Written task ▸ Check each line for the string "JSON". Give only the count of lines that have it.

Figure collection entries ▸
╭──
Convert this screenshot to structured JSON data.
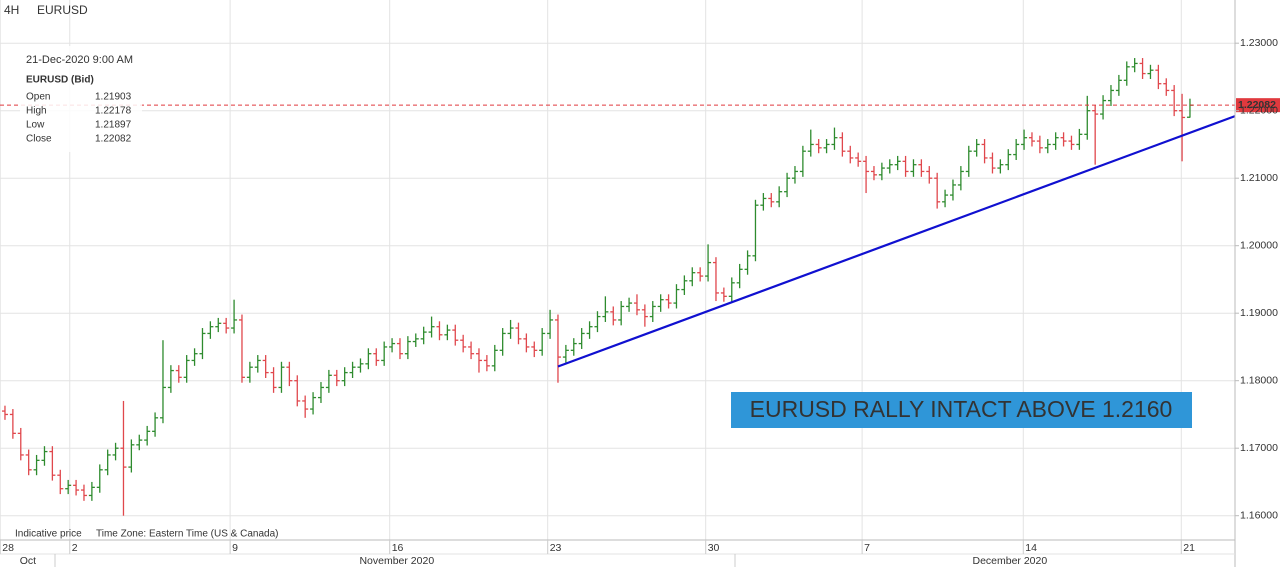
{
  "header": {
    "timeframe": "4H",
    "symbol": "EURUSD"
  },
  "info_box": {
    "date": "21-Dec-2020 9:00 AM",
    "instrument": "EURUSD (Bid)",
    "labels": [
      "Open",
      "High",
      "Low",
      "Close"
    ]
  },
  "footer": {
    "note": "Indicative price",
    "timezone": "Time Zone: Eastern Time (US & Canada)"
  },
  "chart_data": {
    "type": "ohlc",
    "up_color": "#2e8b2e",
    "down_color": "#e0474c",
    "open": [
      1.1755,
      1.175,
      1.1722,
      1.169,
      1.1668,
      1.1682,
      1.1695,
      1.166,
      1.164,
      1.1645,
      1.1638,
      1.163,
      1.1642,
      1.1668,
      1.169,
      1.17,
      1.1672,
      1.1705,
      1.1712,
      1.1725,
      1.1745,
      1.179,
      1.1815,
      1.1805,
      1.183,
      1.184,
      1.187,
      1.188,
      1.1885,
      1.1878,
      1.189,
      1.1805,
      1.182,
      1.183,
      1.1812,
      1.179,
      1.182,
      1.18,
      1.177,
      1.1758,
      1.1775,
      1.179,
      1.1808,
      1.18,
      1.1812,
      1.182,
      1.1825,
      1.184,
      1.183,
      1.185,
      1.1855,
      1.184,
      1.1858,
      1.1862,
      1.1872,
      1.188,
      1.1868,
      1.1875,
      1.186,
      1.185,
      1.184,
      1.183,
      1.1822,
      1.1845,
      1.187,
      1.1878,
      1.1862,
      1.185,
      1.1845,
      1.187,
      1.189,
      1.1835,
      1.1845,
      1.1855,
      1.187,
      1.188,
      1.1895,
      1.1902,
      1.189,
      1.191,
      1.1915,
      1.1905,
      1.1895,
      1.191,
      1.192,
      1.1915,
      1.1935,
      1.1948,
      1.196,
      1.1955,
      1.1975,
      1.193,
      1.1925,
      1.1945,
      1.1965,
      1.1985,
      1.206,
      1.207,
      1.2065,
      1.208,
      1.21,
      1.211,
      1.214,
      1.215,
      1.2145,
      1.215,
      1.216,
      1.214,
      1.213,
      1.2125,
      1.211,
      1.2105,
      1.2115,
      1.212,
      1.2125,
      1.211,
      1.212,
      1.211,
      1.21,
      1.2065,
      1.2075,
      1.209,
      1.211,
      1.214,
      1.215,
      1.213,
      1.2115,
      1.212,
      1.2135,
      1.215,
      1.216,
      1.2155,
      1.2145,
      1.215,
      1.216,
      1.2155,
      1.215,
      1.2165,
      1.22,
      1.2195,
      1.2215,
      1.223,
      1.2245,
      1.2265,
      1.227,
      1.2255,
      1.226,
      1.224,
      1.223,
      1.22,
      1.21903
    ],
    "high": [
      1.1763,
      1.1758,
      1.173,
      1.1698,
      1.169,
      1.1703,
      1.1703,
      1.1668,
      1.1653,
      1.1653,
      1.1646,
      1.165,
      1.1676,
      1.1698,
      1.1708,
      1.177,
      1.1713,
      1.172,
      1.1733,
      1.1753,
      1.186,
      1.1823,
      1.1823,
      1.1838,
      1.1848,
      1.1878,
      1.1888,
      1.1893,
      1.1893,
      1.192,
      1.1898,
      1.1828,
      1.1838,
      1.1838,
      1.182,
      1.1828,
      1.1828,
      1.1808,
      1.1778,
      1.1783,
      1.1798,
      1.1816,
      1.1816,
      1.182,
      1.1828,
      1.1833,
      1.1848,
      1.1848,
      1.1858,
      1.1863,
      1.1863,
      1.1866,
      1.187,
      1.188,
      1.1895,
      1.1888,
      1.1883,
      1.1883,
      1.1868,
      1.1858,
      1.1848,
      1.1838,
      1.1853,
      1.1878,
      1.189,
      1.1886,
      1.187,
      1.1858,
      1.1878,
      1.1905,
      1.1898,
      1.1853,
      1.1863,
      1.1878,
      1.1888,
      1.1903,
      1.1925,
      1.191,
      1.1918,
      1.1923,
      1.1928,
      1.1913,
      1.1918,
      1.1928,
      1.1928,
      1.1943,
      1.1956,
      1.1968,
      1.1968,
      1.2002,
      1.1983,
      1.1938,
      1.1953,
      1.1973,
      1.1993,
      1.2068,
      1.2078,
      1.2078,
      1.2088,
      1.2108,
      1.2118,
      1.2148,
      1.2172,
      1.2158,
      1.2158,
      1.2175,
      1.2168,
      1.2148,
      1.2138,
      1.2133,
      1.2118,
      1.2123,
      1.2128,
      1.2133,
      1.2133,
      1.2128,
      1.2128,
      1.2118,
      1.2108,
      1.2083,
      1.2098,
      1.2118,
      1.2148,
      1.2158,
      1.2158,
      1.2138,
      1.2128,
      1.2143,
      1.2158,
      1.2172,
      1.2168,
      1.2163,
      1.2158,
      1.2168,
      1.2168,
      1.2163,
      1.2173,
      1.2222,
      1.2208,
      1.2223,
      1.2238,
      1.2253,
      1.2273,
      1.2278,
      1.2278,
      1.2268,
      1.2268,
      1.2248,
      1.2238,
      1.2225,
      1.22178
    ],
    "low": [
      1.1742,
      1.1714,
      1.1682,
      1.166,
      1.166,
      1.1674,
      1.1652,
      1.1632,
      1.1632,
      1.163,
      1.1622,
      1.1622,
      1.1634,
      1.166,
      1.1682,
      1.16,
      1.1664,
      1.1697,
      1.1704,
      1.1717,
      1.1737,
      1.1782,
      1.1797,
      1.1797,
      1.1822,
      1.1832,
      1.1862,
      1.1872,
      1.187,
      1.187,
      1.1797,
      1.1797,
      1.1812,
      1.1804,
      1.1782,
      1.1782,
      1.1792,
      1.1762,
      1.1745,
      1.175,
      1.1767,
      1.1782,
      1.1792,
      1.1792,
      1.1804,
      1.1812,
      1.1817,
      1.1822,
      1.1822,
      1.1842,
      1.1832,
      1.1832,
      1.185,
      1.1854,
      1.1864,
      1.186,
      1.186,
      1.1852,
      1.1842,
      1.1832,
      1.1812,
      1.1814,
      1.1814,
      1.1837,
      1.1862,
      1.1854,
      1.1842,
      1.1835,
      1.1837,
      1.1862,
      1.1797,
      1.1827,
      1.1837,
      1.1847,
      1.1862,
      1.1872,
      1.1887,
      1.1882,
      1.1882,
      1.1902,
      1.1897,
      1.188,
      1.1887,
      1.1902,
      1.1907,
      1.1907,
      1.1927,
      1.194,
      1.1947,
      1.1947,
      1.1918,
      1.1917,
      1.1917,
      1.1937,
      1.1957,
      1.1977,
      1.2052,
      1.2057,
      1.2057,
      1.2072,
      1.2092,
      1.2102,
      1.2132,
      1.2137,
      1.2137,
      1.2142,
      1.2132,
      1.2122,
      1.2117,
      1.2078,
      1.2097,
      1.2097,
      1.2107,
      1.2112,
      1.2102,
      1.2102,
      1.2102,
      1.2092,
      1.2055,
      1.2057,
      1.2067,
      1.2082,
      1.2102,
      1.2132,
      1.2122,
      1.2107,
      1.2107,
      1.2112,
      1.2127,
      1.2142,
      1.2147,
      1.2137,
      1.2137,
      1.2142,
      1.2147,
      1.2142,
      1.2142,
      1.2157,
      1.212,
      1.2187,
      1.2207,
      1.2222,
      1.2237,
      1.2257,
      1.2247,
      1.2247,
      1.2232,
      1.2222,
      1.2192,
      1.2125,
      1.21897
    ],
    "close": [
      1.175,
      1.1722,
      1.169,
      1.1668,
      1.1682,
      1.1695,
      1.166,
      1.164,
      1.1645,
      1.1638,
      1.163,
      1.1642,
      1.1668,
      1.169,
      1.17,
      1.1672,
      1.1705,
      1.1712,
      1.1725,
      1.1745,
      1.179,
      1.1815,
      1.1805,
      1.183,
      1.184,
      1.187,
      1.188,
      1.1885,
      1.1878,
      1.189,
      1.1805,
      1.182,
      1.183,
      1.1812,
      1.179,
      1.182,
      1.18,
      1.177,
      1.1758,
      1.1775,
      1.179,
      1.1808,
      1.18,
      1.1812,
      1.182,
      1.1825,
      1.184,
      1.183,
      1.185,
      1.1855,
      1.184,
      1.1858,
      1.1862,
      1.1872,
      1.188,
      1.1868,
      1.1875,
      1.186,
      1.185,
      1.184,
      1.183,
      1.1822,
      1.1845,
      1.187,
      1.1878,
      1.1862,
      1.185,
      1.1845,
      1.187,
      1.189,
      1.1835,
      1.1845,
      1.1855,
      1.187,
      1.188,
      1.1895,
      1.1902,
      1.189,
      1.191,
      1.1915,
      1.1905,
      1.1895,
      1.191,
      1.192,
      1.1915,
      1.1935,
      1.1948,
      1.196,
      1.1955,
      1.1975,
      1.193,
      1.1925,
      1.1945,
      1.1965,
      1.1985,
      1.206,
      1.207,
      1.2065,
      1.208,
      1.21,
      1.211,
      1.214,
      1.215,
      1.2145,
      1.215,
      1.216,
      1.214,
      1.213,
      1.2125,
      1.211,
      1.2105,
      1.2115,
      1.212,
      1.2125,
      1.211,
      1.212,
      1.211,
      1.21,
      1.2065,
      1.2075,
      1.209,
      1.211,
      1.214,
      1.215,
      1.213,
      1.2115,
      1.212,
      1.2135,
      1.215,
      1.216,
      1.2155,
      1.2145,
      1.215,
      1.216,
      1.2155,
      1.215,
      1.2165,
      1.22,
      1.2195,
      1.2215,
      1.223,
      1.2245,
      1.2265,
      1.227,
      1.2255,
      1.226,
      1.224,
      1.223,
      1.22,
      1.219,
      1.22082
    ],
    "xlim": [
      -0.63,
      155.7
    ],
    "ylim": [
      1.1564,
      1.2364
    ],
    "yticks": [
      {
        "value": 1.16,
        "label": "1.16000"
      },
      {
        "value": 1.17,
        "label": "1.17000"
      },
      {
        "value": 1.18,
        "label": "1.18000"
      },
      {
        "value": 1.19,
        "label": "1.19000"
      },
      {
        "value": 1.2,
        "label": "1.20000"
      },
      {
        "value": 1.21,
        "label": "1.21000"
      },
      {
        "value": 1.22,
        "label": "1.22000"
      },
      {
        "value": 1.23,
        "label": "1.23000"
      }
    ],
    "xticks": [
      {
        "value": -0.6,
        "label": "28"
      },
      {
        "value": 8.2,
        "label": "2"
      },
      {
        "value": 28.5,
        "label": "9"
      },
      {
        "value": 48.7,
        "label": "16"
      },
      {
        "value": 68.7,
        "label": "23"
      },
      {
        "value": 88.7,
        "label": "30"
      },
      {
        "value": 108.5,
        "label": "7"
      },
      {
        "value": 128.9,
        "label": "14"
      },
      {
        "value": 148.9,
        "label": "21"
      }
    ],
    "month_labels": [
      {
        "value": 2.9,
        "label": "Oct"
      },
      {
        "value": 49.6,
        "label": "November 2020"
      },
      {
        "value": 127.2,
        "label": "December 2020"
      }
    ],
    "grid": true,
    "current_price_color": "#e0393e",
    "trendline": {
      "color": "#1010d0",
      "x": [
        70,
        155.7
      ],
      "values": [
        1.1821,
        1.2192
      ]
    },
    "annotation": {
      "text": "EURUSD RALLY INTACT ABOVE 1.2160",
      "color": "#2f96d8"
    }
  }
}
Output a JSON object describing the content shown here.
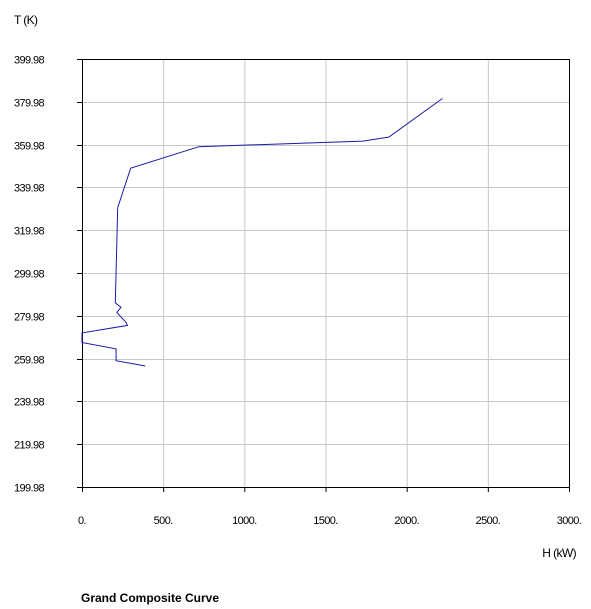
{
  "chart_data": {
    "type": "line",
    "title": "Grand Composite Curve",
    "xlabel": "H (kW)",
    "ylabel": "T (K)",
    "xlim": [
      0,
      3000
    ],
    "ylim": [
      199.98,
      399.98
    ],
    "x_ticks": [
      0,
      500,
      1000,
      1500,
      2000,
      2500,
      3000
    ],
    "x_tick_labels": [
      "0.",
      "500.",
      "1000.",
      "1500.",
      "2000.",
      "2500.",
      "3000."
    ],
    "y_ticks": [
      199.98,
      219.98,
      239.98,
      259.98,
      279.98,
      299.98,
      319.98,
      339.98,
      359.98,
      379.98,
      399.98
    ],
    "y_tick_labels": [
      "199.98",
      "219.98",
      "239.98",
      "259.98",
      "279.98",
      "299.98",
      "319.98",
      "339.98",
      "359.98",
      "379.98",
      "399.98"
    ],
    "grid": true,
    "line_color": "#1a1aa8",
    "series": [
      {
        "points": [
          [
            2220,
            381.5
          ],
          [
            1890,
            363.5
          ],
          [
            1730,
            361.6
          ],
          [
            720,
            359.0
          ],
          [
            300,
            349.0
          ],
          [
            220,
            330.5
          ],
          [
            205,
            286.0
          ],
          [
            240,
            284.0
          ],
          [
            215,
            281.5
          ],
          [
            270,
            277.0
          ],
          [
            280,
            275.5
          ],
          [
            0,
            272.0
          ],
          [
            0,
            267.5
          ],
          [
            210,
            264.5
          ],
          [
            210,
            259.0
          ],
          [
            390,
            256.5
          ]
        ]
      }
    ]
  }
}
╰──
Full solution ▸ 2